Look at the entries below and reproduce them exactly.

[Dataset items]
──────────

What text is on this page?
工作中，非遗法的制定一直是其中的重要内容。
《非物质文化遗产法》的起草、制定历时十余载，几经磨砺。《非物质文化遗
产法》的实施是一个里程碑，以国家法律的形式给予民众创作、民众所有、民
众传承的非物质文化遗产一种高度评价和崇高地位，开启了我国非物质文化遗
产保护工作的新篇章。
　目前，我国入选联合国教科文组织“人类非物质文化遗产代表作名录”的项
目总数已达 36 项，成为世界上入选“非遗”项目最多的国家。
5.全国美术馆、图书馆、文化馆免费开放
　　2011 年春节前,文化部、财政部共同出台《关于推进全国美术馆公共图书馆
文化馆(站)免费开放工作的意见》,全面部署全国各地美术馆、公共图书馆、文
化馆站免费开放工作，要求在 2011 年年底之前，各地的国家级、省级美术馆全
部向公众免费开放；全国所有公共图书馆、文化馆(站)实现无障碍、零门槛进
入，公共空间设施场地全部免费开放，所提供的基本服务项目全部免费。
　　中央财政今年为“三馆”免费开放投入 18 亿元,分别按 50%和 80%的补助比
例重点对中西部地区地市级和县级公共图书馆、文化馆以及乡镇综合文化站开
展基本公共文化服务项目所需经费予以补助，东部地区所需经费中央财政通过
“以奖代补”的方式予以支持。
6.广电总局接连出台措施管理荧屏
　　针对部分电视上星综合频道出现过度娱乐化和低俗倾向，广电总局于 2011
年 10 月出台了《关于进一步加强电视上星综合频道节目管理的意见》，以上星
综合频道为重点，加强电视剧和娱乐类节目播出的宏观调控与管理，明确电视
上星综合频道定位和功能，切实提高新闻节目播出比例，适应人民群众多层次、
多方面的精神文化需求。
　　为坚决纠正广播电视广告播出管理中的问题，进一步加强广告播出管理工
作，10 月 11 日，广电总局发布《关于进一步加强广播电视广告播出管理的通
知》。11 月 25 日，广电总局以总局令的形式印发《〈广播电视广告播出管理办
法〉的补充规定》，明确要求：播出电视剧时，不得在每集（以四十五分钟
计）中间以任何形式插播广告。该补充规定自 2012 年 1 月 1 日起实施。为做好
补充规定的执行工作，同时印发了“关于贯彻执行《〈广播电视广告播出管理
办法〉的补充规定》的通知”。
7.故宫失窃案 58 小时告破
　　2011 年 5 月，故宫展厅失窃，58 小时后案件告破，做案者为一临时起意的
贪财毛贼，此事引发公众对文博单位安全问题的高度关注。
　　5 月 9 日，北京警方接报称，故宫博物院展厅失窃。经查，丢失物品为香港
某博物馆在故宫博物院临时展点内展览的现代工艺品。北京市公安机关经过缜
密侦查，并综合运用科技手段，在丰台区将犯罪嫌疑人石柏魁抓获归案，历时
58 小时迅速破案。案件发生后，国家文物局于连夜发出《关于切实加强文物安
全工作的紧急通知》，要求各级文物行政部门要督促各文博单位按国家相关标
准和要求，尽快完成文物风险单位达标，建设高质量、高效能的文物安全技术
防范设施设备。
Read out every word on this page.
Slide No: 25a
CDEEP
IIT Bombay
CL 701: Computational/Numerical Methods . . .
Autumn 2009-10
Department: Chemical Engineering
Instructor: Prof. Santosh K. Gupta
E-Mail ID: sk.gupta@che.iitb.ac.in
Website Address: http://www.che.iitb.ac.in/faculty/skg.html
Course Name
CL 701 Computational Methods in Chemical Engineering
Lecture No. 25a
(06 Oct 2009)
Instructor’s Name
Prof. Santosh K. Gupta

──────────

§ Solution to this task:
What text is on this page?
工作中，非遗法的制定一直是其中的重要内容。
《非物质文化遗产法》的起草、制定历时十余载，几经磨砺。《非物质文化遗
产法》的实施是一个里程碑，以国家法律的形式给予民众创作、民众所有、民
众传承的非物质文化遗产一种高度评价和崇高地位，开启了我国非物质文化遗
产保护工作的新篇章。
　目前，我国入选联合国教科文组织“人类非物质文化遗产代表作名录”的项
目总数已达 36 项，成为世界上入选“非遗”项目最多的国家。
5.全国美术馆、图书馆、文化馆免费开放
　　2011 年春节前,文化部、财政部共同出台《关于推进全国美术馆公共图书馆
文化馆(站)免费开放工作的意见》,全面部署全国各地美术馆、公共图书馆、文
化馆站免费开放工作，要求在 2011 年年底之前，各地的国家级、省级美术馆全
部向公众免费开放；全国所有公共图书馆、文化馆(站)实现无障碍、零门槛进
入，公共空间设施场地全部免费开放，所提供的基本服务项目全部免费。
　　中央财政今年为“三馆”免费开放投入 18 亿元,分别按 50%和 80%的补助比
例重点对中西部地区地市级和县级公共图书馆、文化馆以及乡镇综合文化站开
展基本公共文化服务项目所需经费予以补助，东部地区所需经费中央财政通过
“以奖代补”的方式予以支持。
6.广电总局接连出台措施管理荧屏
　　针对部分电视上星综合频道出现过度娱乐化和低俗倾向，广电总局于 2011
年 10 月出台了《关于进一步加强电视上星综合频道节目管理的意见》，以上星
综合频道为重点，加强电视剧和娱乐类节目播出的宏观调控与管理，明确电视
上星综合频道定位和功能，切实提高新闻节目播出比例，适应人民群众多层次、
多方面的精神文化需求。
　　为坚决纠正广播电视广告播出管理中的问题，进一步加强广告播出管理工
作，10 月 11 日，广电总局发布《关于进一步加强广播电视广告播出管理的通
知》。11 月 25 日，广电总局以总局令的形式印发《〈广播电视广告播出管理办
法〉的补充规定》，明确要求：播出电视剧时，不得在每集（以四十五分钟
计）中间以任何形式插播广告。该补充规定自 2012 年 1 月 1 日起实施。为做好
补充规定的执行工作，同时印发了“关于贯彻执行《〈广播电视广告播出管理
办法〉的补充规定》的通知”。
7.故宫失窃案 58 小时告破
　　2011 年 5 月，故宫展厅失窃，58 小时后案件告破，做案者为一临时起意的
贪财毛贼，此事引发公众对文博单位安全问题的高度关注。
　　5 月 9 日，北京警方接报称，故宫博物院展厅失窃。经查，丢失物品为香港
某博物馆在故宫博物院临时展点内展览的现代工艺品。北京市公安机关经过缜
密侦查，并综合运用科技手段，在丰台区将犯罪嫌疑人石柏魁抓获归案，历时
58 小时迅速破案。案件发生后，国家文物局于连夜发出《关于切实加强文物安
全工作的紧急通知》，要求各级文物行政部门要督促各文博单位按国家相关标
准和要求，尽快完成文物风险单位达标，建设高质量、高效能的文物安全技术
防范设施设备。
Read out every word on this page.
Slide No: 25a
CDEEP
IIT Bombay
CL 701: Computational/Numerical Methods . . .
Autumn 2009-10
Department: Chemical Engineering
Instructor: Prof. Santosh K. Gupta
E-Mail ID: sk.gupta@che.iitb.ac.in
Website Address: http://www.che.iitb.ac.in/faculty/skg.html
Course Name
CL 701 Computational Methods in Chemical Engineering
Lecture No. 25a
(06 Oct 2009)
Instructor’s Name
Prof. Santosh K. Gupta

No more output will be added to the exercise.